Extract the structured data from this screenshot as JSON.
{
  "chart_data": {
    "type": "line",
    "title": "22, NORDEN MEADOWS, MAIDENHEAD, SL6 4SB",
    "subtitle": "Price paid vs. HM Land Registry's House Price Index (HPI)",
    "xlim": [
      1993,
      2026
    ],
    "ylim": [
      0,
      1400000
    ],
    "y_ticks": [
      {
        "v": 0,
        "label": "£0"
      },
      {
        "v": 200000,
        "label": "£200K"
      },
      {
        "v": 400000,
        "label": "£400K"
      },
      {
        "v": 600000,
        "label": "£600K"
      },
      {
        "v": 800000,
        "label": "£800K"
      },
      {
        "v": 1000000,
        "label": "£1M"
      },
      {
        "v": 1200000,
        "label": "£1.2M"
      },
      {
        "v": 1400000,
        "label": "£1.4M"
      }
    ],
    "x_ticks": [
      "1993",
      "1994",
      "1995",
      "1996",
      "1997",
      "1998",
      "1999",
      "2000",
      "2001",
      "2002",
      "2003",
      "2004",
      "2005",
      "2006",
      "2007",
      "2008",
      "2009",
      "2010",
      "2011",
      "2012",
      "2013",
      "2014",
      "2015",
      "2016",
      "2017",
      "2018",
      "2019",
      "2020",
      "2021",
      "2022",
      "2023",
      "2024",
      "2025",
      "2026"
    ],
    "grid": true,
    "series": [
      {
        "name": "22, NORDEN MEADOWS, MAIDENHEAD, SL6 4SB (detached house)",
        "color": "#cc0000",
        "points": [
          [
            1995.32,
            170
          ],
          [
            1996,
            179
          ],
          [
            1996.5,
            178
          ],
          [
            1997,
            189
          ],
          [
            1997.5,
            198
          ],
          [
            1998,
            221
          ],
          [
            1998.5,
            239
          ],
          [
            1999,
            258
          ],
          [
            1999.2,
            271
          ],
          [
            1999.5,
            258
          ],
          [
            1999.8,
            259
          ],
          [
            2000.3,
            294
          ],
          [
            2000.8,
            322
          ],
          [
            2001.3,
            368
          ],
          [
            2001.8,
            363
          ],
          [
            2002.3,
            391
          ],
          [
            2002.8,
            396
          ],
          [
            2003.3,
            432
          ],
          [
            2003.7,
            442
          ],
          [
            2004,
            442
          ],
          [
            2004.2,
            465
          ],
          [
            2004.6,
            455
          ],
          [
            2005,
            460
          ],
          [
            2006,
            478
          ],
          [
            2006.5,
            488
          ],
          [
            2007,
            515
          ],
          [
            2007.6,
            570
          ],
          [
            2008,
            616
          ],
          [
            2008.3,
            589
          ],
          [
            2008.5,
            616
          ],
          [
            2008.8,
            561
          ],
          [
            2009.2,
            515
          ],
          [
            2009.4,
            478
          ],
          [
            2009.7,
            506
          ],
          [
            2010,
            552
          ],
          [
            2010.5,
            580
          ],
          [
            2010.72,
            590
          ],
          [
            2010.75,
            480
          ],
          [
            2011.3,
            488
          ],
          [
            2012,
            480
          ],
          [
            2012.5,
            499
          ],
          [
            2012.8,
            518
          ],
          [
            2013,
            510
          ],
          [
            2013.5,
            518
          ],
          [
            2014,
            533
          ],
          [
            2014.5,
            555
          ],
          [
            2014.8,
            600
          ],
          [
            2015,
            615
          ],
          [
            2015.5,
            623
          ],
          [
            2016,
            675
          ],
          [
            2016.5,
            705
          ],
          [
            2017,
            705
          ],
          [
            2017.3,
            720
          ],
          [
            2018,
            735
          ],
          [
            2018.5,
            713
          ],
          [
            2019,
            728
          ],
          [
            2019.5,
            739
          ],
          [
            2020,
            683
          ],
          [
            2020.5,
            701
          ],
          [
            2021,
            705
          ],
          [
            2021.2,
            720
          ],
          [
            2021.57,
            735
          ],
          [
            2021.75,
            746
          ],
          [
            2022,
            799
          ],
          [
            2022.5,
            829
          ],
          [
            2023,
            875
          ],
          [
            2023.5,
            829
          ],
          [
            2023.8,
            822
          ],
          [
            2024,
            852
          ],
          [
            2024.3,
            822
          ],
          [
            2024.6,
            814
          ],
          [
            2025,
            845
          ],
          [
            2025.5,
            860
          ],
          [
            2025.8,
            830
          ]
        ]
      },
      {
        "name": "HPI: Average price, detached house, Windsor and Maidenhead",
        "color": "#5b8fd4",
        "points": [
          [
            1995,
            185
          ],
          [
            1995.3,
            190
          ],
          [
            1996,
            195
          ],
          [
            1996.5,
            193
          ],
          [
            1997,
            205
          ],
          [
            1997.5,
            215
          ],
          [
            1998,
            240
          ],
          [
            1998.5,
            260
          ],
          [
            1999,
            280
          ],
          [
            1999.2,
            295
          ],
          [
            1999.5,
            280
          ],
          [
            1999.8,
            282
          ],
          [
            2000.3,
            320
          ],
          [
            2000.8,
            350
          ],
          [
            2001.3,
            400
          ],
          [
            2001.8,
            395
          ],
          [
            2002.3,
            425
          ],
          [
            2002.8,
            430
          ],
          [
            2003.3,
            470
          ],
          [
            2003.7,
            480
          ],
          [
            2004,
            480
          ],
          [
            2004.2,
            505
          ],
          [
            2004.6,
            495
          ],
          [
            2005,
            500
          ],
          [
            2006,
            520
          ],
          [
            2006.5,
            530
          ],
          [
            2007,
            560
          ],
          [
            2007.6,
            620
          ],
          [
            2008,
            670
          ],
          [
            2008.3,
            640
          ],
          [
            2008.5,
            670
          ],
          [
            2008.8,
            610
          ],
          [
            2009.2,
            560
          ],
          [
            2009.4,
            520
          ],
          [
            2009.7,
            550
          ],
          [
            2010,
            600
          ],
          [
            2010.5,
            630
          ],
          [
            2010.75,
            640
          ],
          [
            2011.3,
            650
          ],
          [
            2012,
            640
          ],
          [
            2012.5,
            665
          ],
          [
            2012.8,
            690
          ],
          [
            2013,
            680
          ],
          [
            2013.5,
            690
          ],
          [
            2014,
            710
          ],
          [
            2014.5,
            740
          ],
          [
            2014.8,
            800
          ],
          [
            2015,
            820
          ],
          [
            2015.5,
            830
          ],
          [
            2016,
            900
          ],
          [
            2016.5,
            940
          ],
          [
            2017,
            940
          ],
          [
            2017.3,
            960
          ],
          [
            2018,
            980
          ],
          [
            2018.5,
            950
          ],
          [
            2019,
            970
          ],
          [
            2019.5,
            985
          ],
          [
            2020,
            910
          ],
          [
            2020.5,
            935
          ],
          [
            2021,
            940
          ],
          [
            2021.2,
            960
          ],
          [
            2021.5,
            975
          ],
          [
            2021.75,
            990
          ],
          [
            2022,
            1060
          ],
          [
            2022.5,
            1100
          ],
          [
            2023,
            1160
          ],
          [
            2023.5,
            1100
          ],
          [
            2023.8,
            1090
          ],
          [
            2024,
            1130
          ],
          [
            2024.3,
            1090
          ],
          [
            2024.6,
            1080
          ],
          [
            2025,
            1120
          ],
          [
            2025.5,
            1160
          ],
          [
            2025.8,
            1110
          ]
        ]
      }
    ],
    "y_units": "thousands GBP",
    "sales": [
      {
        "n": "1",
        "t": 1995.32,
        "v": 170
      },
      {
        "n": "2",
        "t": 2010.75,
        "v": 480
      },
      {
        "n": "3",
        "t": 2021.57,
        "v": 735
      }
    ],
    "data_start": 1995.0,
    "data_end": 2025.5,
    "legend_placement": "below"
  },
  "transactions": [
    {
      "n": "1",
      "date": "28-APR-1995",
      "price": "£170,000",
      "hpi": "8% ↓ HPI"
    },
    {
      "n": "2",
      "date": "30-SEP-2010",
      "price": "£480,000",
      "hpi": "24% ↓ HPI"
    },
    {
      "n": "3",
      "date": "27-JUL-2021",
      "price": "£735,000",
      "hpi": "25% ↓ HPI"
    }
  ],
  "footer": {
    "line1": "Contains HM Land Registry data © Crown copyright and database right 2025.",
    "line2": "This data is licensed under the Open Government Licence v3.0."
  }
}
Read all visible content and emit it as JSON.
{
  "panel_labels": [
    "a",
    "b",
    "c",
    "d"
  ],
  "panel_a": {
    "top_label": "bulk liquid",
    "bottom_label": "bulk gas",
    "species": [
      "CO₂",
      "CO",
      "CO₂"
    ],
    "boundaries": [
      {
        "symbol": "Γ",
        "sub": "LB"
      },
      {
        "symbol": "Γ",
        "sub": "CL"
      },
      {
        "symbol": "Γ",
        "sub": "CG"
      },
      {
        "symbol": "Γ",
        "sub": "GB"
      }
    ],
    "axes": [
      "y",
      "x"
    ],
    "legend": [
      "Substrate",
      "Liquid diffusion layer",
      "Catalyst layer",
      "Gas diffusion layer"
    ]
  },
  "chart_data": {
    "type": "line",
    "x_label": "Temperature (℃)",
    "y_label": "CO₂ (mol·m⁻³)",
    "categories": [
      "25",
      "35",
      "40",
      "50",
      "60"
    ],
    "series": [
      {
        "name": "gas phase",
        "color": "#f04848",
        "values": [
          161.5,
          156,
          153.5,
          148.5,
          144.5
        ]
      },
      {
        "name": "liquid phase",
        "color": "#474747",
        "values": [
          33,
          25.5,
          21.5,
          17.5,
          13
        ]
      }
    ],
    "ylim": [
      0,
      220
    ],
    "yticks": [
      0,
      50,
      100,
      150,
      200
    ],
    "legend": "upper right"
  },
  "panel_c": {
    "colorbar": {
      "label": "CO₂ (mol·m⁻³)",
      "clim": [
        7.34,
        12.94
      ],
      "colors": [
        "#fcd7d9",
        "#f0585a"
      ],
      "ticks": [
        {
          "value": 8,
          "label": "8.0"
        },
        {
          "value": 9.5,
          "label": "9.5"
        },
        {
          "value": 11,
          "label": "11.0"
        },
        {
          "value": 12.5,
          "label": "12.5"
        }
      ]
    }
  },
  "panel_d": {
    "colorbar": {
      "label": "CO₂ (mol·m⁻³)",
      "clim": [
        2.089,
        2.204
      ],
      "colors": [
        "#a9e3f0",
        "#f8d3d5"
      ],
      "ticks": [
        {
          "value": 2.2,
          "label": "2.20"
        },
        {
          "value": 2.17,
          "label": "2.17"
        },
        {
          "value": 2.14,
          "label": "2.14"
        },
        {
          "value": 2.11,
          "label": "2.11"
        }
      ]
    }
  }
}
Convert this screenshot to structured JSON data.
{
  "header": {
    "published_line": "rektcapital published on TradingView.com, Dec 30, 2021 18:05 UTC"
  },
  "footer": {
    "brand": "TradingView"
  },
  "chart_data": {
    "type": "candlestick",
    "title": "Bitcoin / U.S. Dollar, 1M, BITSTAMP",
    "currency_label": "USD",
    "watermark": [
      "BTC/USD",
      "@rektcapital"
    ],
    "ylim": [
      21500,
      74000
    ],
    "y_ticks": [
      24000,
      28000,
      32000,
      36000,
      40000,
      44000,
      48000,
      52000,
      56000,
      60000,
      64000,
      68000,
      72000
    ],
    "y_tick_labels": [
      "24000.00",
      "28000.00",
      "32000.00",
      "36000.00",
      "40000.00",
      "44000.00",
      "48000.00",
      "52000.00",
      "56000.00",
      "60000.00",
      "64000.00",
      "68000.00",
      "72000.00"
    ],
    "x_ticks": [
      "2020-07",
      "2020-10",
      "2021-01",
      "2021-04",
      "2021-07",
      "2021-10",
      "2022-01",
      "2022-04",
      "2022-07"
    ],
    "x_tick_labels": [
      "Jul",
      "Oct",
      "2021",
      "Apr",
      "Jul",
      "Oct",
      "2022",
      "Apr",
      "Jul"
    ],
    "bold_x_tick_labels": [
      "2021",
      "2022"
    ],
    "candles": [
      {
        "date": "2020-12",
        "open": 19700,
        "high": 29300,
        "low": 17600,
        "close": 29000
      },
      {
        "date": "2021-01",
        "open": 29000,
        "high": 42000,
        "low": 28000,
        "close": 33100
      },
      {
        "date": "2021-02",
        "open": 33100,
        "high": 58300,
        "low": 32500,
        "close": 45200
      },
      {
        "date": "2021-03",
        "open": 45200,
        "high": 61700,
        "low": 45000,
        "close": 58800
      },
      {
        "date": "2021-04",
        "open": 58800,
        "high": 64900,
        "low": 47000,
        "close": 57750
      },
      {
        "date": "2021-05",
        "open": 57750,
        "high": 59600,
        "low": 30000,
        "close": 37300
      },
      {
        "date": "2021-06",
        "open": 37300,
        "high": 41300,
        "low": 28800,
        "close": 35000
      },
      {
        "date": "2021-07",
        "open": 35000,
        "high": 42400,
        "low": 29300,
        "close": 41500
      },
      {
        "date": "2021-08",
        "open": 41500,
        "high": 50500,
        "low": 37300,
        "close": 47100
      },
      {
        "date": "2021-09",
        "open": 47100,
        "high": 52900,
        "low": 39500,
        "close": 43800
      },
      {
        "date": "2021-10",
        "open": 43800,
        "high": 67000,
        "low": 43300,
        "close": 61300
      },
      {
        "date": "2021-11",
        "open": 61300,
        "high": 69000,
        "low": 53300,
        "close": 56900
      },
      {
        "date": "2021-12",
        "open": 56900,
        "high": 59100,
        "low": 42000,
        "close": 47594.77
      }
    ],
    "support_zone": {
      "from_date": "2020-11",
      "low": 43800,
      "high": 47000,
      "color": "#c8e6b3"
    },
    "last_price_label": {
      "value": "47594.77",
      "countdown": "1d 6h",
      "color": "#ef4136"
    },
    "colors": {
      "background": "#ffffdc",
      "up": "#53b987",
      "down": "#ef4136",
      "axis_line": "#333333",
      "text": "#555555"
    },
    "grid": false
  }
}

::::::

GIVEN REQUEST
Find the word "layer" and list each line it appears in.

THE ANSWER
      "Liquid diffusion layer",
      "Catalyst layer",
      "Gas diffusion layer"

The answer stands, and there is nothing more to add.